- WORK TO BE COMPLETED
Which lines below hold the word "Ochrona"? Report each one.

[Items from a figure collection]
"""
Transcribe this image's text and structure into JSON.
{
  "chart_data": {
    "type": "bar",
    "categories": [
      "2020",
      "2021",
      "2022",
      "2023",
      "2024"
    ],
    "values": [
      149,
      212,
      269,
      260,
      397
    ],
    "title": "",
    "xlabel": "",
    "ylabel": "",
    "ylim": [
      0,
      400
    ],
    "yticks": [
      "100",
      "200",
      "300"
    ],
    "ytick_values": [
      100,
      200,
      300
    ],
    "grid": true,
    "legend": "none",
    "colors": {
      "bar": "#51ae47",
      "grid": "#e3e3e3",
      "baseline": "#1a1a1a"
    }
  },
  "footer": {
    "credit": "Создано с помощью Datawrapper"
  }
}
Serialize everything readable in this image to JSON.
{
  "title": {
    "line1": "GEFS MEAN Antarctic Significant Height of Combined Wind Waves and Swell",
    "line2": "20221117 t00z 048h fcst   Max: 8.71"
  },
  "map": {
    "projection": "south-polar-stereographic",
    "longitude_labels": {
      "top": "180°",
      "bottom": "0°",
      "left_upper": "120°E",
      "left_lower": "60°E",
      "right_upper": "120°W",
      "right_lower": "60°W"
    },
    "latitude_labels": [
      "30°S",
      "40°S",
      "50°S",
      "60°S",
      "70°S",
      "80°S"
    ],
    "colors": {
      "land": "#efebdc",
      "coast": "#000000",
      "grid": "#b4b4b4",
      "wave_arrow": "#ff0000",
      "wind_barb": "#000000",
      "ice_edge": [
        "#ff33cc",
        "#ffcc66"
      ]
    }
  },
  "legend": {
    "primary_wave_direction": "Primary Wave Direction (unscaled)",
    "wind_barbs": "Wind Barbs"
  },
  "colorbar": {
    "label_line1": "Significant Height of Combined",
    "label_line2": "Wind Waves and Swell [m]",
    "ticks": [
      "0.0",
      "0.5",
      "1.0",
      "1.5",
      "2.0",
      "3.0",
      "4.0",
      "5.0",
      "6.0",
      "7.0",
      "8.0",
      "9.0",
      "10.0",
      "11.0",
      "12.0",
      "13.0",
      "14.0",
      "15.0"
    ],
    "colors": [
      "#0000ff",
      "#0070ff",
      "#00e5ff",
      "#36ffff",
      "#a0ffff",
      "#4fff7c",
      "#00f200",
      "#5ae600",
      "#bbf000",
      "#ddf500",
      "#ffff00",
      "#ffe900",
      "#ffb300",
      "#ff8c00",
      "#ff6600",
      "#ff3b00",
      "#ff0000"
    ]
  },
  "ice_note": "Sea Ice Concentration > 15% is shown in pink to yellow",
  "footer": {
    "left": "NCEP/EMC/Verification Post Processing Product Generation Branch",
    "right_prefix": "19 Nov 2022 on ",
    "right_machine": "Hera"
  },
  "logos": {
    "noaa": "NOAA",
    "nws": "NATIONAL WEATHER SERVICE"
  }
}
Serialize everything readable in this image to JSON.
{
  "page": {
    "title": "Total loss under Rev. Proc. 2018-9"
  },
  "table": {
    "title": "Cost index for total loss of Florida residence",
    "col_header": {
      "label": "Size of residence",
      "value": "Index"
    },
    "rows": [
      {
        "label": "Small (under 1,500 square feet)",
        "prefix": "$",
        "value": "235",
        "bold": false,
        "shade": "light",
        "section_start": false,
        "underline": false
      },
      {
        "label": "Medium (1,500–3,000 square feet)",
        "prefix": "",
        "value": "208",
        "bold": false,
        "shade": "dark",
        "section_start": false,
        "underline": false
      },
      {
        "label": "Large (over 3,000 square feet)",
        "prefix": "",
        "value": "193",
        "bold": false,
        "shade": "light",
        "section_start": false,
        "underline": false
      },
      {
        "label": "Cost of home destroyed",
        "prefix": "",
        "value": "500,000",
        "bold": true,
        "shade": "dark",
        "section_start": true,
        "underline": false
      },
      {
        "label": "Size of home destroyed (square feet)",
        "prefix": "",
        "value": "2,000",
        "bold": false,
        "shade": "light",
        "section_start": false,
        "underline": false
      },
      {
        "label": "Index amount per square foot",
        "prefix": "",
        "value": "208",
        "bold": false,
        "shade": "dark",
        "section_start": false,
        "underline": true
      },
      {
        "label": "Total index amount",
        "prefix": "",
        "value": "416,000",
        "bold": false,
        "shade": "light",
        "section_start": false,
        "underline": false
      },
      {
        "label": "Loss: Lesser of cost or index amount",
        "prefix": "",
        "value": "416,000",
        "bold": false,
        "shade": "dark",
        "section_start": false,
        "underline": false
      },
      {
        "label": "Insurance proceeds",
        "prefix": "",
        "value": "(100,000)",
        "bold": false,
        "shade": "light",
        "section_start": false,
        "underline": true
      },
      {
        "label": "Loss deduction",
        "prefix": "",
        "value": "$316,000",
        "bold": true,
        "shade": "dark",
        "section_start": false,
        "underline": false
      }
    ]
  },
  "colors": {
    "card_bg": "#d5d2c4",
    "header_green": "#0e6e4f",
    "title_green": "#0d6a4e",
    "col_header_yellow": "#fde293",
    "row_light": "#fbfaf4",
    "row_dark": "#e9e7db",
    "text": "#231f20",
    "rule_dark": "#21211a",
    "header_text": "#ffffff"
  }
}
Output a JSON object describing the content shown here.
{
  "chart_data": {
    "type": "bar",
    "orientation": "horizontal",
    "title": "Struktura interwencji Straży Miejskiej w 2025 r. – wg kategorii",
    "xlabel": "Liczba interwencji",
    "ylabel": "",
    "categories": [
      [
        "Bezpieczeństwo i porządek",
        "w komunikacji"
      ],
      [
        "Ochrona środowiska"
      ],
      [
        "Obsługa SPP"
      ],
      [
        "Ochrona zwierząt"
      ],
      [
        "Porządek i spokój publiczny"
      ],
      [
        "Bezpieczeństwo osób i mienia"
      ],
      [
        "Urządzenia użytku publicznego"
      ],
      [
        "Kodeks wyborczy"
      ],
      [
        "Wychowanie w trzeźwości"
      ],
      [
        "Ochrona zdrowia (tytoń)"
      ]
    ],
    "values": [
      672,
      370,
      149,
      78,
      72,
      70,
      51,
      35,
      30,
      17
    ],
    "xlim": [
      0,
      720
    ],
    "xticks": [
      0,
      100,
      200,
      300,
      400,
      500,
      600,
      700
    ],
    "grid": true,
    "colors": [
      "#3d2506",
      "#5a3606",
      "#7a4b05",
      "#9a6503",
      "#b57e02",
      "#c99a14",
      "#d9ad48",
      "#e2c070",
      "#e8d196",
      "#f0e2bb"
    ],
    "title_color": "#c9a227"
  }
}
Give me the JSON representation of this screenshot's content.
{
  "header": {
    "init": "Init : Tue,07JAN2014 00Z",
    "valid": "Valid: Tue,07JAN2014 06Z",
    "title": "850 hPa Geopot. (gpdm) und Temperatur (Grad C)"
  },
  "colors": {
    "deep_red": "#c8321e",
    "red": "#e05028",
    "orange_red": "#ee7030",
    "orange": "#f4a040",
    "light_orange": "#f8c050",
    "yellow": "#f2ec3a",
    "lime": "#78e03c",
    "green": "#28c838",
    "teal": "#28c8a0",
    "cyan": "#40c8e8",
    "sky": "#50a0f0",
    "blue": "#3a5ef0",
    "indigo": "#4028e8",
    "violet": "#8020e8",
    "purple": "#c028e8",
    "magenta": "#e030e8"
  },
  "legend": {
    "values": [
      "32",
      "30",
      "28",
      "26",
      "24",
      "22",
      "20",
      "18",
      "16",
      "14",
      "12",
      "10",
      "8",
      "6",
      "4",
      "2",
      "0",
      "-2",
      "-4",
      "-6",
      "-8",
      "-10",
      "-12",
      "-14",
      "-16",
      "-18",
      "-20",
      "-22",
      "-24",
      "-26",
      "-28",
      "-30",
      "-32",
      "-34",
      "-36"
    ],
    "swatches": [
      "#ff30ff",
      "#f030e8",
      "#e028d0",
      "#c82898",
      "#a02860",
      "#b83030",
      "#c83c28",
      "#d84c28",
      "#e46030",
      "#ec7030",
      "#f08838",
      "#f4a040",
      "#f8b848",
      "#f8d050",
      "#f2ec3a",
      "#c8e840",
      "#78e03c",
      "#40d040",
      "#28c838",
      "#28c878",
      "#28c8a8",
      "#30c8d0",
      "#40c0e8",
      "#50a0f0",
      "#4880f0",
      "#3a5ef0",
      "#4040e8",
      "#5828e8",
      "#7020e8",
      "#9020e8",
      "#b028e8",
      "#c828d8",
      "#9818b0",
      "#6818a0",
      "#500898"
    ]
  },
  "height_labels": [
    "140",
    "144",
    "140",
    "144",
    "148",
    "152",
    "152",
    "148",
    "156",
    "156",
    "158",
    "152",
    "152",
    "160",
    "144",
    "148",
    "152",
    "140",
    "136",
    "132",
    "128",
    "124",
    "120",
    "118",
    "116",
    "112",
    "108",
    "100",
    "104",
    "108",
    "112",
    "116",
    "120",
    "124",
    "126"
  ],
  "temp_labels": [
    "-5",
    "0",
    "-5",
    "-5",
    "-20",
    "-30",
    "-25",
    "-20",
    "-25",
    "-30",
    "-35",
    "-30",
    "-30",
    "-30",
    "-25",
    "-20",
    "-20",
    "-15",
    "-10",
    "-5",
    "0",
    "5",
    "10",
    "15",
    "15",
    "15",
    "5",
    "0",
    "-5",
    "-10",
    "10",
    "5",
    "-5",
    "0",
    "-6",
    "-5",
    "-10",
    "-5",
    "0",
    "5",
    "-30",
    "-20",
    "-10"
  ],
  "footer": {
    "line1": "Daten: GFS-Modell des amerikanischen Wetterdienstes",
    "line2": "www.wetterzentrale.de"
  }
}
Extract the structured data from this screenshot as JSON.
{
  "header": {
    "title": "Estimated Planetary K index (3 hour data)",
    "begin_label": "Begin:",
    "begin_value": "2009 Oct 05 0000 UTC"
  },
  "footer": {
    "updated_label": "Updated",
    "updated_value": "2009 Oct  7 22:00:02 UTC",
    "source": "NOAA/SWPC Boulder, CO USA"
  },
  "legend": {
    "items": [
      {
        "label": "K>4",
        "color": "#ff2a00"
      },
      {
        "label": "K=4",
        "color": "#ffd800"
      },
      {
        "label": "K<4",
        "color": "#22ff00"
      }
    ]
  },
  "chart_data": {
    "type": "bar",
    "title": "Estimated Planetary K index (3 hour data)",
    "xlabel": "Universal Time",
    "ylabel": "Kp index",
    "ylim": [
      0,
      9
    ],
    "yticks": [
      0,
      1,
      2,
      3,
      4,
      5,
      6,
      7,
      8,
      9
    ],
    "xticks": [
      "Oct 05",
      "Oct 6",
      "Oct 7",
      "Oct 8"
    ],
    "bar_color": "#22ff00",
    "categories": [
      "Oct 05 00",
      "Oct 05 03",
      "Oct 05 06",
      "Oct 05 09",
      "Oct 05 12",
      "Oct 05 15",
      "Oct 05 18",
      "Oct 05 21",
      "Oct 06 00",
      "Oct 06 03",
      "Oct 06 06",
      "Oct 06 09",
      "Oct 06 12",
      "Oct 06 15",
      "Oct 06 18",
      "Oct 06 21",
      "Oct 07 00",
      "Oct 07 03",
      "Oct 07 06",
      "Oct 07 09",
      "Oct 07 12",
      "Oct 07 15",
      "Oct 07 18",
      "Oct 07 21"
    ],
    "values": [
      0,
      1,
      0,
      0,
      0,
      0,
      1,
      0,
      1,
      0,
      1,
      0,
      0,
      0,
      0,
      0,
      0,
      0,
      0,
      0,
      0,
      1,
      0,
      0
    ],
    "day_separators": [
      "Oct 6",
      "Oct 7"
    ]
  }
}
"""
- FINAL RESULT
        "Ochrona środowiska"
        "Ochrona zwierząt"
        "Ochrona zdrowia (tytoń)"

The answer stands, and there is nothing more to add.